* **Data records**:
┄┄┄┄┄┄┄┄┄┄┄┄┄┄┄┄┄┄┄┄
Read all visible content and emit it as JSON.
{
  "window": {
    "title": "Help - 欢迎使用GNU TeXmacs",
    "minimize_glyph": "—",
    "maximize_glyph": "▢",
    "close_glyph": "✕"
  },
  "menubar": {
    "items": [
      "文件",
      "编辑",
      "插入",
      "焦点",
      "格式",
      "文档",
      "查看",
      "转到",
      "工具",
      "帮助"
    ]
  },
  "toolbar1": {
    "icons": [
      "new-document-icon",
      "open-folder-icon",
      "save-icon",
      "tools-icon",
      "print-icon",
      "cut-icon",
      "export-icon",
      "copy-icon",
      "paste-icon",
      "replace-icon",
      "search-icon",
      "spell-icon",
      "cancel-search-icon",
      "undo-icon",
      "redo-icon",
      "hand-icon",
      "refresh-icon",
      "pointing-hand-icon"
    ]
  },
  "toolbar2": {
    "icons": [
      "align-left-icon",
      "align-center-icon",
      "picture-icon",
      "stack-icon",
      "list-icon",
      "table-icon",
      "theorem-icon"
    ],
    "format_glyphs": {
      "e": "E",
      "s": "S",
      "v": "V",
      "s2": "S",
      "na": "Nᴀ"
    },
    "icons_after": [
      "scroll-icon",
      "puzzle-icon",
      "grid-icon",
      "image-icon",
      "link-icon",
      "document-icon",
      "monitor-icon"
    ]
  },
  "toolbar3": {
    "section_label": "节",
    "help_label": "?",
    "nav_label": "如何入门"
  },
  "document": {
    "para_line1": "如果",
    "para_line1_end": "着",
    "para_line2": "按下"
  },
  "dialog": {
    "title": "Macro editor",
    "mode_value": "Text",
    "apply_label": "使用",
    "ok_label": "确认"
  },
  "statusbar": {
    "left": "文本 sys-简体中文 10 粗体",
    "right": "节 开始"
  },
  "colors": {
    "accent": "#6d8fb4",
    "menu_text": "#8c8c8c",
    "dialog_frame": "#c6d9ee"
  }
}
┄┄┄┄┄┄┄┄┄┄┄┄┄┄┄┄┄┄┄┄
* **WHAT TO WORK ON**: All of the lines above need to be given again exactly.

* **EXERCISE ANSWER**:
Read all visible content and emit it as JSON.
{
  "window": {
    "title": "Help - 欢迎使用GNU TeXmacs",
    "minimize_glyph": "—",
    "maximize_glyph": "▢",
    "close_glyph": "✕"
  },
  "menubar": {
    "items": [
      "文件",
      "编辑",
      "插入",
      "焦点",
      "格式",
      "文档",
      "查看",
      "转到",
      "工具",
      "帮助"
    ]
  },
  "toolbar1": {
    "icons": [
      "new-document-icon",
      "open-folder-icon",
      "save-icon",
      "tools-icon",
      "print-icon",
      "cut-icon",
      "export-icon",
      "copy-icon",
      "paste-icon",
      "replace-icon",
      "search-icon",
      "spell-icon",
      "cancel-search-icon",
      "undo-icon",
      "redo-icon",
      "hand-icon",
      "refresh-icon",
      "pointing-hand-icon"
    ]
  },
  "toolbar2": {
    "icons": [
      "align-left-icon",
      "align-center-icon",
      "picture-icon",
      "stack-icon",
      "list-icon",
      "table-icon",
      "theorem-icon"
    ],
    "format_glyphs": {
      "e": "E",
      "s": "S",
      "v": "V",
      "s2": "S",
      "na": "Nᴀ"
    },
    "icons_after": [
      "scroll-icon",
      "puzzle-icon",
      "grid-icon",
      "image-icon",
      "link-icon",
      "document-icon",
      "monitor-icon"
    ]
  },
  "toolbar3": {
    "section_label": "节",
    "help_label": "?",
    "nav_label": "如何入门"
  },
  "document": {
    "para_line1": "如果",
    "para_line1_end": "着",
    "para_line2": "按下"
  },
  "dialog": {
    "title": "Macro editor",
    "mode_value": "Text",
    "apply_label": "使用",
    "ok_label": "确认"
  },
  "statusbar": {
    "left": "文本 sys-简体中文 10 粗体",
    "right": "节 开始"
  },
  "colors": {
    "accent": "#6d8fb4",
    "menu_text": "#8c8c8c",
    "dialog_frame": "#c6d9ee"
  }
}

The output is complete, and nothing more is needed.